◆ **The exercise**:
Which lines contain the string "清单式管理法"? Please list every one of them.

(Data extracted from a collection)
# # # # # # #
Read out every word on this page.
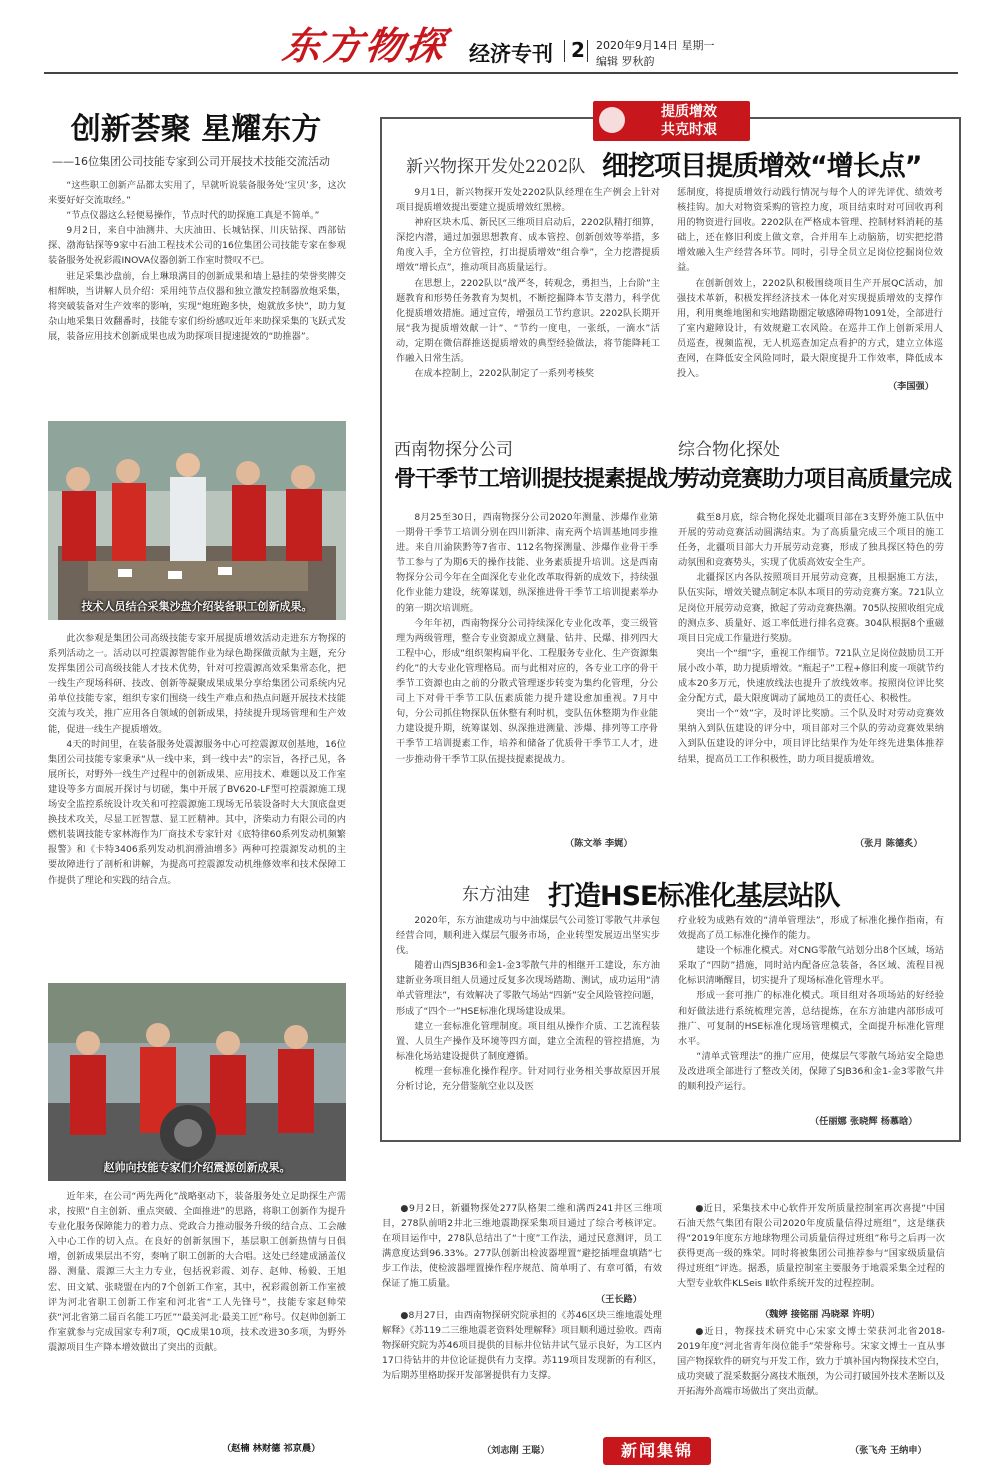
东方物探 经济专刊 2 2020年9月14日 星期一
编辑 罗秋韵
创新荟聚 星耀东方
——16位集团公司技能专家到公司开展技术技能交流活动

“这些职工创新产品都太实用了，早就听说装备服务处‘宝贝’多，这次来要好好交流取经。”

“节点仪器这么轻便易操作，节点时代的助探施工真是不简单。”

9月2日，来自中油测井、大庆油田、长城钻探、川庆钻探、西部钻探、渤海钻探等9家中石油工程技术公司的16位集团公司技能专家在参观装备服务处祝彩霞INOVA仪器创新工作室时赞叹不已。

驻足采集沙盘前，台上琳琅满目的创新成果和墙上悬挂的荣誉奖牌交相辉映，当讲解人员介绍：采用纯节点仪器和独立激发控制器放炮采集，将突破装备对生产效率的影响，实现“炮班跑多快，炮就放多快”，助力复杂山地采集日效翻番时，技能专家们纷纷感叹近年来助探采集的飞跃式发展，装备应用技术创新成果也成为助探项目提速提效的“助推器”。

技术人员结合采集沙盘介绍装备职工创新成果。

此次参观是集团公司高级技能专家开展提质增效活动走进东方物探的系列活动之一。活动以可控震源智能作业为绿色勘探做贡献为主题，充分发挥集团公司高级技能人才技术优势，针对可控震源高效采集常态化，把一线生产现场科研、技改、创新等凝聚成果成果分享给集团公司系统内兄弟单位技能专家，组织专家们围绕一线生产难点和热点问题开展技术技能交流与攻关，推广应用各自领域的创新成果，持续提升现场管理和生产效能，促进一线生产提质增效。

4天的时间里，在装备服务处震源服务中心可控震源双创基地，16位集团公司技能专家秉承“从一线中来，到一线中去”的宗旨，各抒己见，各展所长，对野外一线生产过程中的创新成果、应用技术、难题以及工作室建设等多方面展开探讨与切磋，集中开展了BV620-LF型可控震源施工现场安全监控系统设计攻关和可控震源施工现场无吊装设备时大大顶底盘更换技术攻关，尽显工匠智慧、显工匠精神。其中，济柴动力有限公司的内燃机装调技能专家林海作为厂商技术专家针对《底特律60系列发动机频繁报警》和《卡特3406系列发动机润滑油增多》两种可控震源发动机的主要故障进行了剖析和讲解，为提高可控震源发动机维修效率和技术保障工作提供了理论和实践的结合点。

赵帅向技能专家们介绍震源创新成果。

近年来，在公司“两先两化”战略驱动下，装备服务处立足助探生产需求，按照“自主创新、重点突破、全面推进”的思路，将职工创新作为提升专业化服务保障能力的着力点、党政合力推动服务升级的结合点、工会融入中心工作的切入点。在良好的创新氛围下，基层职工创新热情与日俱增，创新成果层出不穷，奏响了职工创新的大合唱。这处已经建成涵盖仪器、测量、震源三大主力专业，包括祝彩霞、刘存、赵帅、杨毅、王旭宏、田文斌、张晓盟在内的7个创新工作室，其中，祝彩霞创新工作室被评为河北省职工创新工作室和河北省“工人先锋号”，技能专家赵帅荣获“河北省第二届百名能工巧匠”“最美河北·最美工匠”称号。仅赵帅创新工作室就参与完成国家专利7项，QC成果10项，技术改进30多项，为野外震源项目生产降本增效做出了突出的贡献。

（赵楠 林财德 祁京晨）
提质增效
共克时艰
新兴物探开发处2202队 细挖项目提质增效“增长点”

9月1日，新兴物探开发处2202队队经理在生产例会上针对项目提质增效提出要建立提质增效红黑榜。

神府区块木瓜、新民区三维项目启动后，2202队精打细算，深挖内潜，通过加强思想教育、成本管控、创新创效等举措，多角度入手，全方位管控，打出提质增效“组合拳”，全力挖潜提质增效“增长点”，推动项目高质量运行。

在思想上，2202队以“战严冬，转观念，勇担当，上台阶”主题教育和形势任务教育为契机，不断挖掘降本节支潜力，科学优化提质增效措施。通过宣传，增强员工节约意识。2202队长期开展“我为提质增效献一计”、“节约一度电，一张纸，一滴水”活动，定期在微信群推送提质增效的典型经验做法，将节能降耗工作融入日常生活。

在成本控制上，2202队制定了一系列考核奖

惩制度，将提质增效行动践行情况与每个人的评先评优、绩效考核挂钩。加大对物资采购的管控力度，项目结束时对可回收再利用的物资进行回收。2202队在严格成本管理、控制材料消耗的基础上，还在修旧利废上做文章，合并用车上动脑筋，切实把挖潜增效融入生产经营各环节。同时，引导全员立足岗位挖掘岗位效益。

在创新创效上，2202队积极围绕项目生产开展QC活动，加强技术革新，积极发挥经济技术一体化对实现提质增效的支撑作用，利用奥维地图和实地踏勘圈定敏感障碍物1091处，全部进行了室内避障设计，有效规避工农风险。在巡井工作上创新采用人员巡查，视频监视，无人机巡查加定点看护的方式，建立立体巡查网，在降低安全风险同时，最大限度提升工作效率，降低成本投入。

（李国强）
西南物探分公司
骨干季节工培训提技提素提战力

8月25至30日，西南物探分公司2020年测量、涉爆作业第一期骨干季节工培训分别在四川新津、南充两个培训基地同步推进。来自川渝陕黔等7省市、112名物探测量、涉爆作业骨干季节工参与了为期6天的操作技能、业务素质提升培训。这是西南物探分公司今年在全面深化专业化改革取得新的成效下，持续强化作业能力建设，统筹谋划，纵深推进骨干季节工培训提素举办的第一期次培训班。

今年年初，西南物探分公司持续深化专业化改革，变三级管理为两级管理，整合专业资源成立测量、钻井、民爆、排列四大工程中心，形成“组织架构扁平化、工程服务专业化、生产资源集约化”的大专业化管理格局。而与此相对应的，各专业工序的骨干季节工资源也由之前的分散式管理逐步转变为集约化管理，分公司上下对骨干季节工队伍素质能力提升建设愈加重视。7月中旬，分公司抓住物探队伍休整有利时机，变队伍休整期为作业能力建设提升期，统筹谋划、纵深推进测量、涉爆、排列等工序骨干季节工培训提素工作，培养和储备了优质骨干季节工人才，进一步推动骨干季节工队伍提技提素提战力。

（陈文举 李娓）
综合物化探处
劳动竞赛助力项目高质量完成

截至8月底，综合物化探处北疆项目部在3支野外施工队伍中开展的劳动竞赛活动圆满结束。为了高质量完成三个项目的施工任务，北疆项目部大力开展劳动竞赛，形成了独具探区特色的劳动氛围和竞赛势头，实现了优质高效安全生产。

北疆探区内各队按照项目开展劳动竞赛，且根据施工方法，队伍实际，增效关键点制定本队本项目的劳动竞赛方案。721队立足岗位开展劳动竞赛，掀起了劳动竞赛热潮。705队按照收组完成的测点多、质量好、返工率低进行排名竞赛。304队根据8个重磁项目日完成工作量进行奖励。

突出一个“细”字，重视工作细节。721队立足岗位鼓励员工开展小改小革，助力提质增效。“瓶起子”工程+修旧利废一项就节约成本20多万元，快速放线法也提升了放线效率。按照岗位评比奖金分配方式，最大限度调动了属地员工的责任心、积极性。

突出一个“效”字，及时评比奖励。三个队及时对劳动竞赛效果纳入到队伍建设的评分中，项目部对三个队的劳动竞赛效果纳入到队伍建设的评分中，项目评比结果作为处年终先进集体推荐结果，提高员工工作积极性，助力项目提质增效。

（张月 陈德炙）
东方油建 打造HSE标准化基层站队

2020年，东方油建成功与中油煤层气公司签订零散气井承包经营合同，顺利进入煤层气服务市场，企业转型发展迈出坚实步伐。

随着山西SJB36和金1-金3零散气井的相继开工建设，东方油建新业务项目组人员通过反复多次现场踏勘、测试，成功运用“清单式管理法”，有效解决了零散气场站“四新”安全风险管控问题，形成了“四个一”HSE标准化现场建设成果。

建立一套标准化管理制度。项目组从操作介质、工艺流程装置、人员生产操作及环境等四方面，建立全流程的管控措施，为标准化场站建设提供了制度遵循。

梳理一套标准化操作程序。针对同行业务相关事故原因开展分析讨论，充分借鉴航空业以及医

疗业较为成熟有效的“清单管理法”，形成了标准化操作指南，有效提高了员工标准化操作的能力。

建设一个标准化模式。对CNG零散气站划分出8个区域，场站采取了“四防”措施，同时站内配备应急装备，各区域、流程目视化标识清晰醒目，切实提升了现场标准化管理水平。

形成一套可推广的标准化模式。项目组对各项场站的好经验和好做法进行系统梳理完善，总结提炼，在东方油建内部形成可推广、可复制的HSE标准化现场管理模式，全面提升标准化管理水平。

“清单式管理法”的推广应用，使煤层气零散气场站安全隐患及改进项全部进行了整改关闭，保障了SJB36和金1-金3零散气井的顺利投产运行。

（任丽娜 张晓辉 杨慕晗）

●9月2日，新疆物探处277队格架二维和满西241井区三维项目，278队前哨2井北三维地震勘探采集项目通过了综合考核评定。在项目运作中，278队总结出了“十度”工作法，通过民意测评，员工满意度达到96.33%。277队创新出检波器埋置“避挖插埋盘填踏”七步工作法，使检波器埋置操作程序规范、简单明了、有章可循，有效保证了施工质量。

（王长路）

●8月27日，由西南物探研究院承担的《苏46区块三维地震处理解释》《苏119二三维地震老资料处理解释》项目顺利通过验收。西南物探研究院为苏46项目提供的目标井位钻井试气显示良好，为工区内17口待钻井的井位论证提供有力支撑。苏119项目发现新的有利区，为后期苏里格助探开发部署提供有力支撑。

（刘志刚 王聪）

●近日，采集技术中心软件开发所质量控制室再次喜提“中国石油天然气集团有限公司2020年度质量信得过班组”，这是继获得“2019年度东方地球物理公司质量信得过班组”称号之后再一次获得更高一级的殊荣。同时将被集团公司推荐参与“国家级质量信得过班组”评选。据悉，质量控制室主要服务于地震采集全过程的大型专业软件KLSeis Ⅱ软件系统开发的过程控制。

（魏婷 接铭丽 冯晓翠 许明）

●近日，物探技术研究中心宋家文博士荣获河北省2018-2019年度“河北省青年岗位能手”荣誉称号。宋家文博士一直从事国产物探软件的研究与开发工作，致力于填补国内物探技术空白，成功突破了混采数据分离技术瓶颈，为公司打破国外技术垄断以及开拓海外高端市场做出了突出贡献。

（张飞舟 王纳申）
新闻集锦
# # # # # # #
◆ **Result**:
随着山西SJB36和金1-金3零散气井的相继开工建设，东方油建新业务项目组人员通过反复多次现场踏勘、测试，成功运用“清单式管理法”，有效解决了零散气场站“四新”安全风险管控问题，形成了“四个一”HSE标准化现场建设成果。
“清单式管理法”的推广应用，使煤层气零散气场站安全隐患及改进项全部进行了整改关闭，保障了SJB36和金1-金3零散气井的顺利投产运行。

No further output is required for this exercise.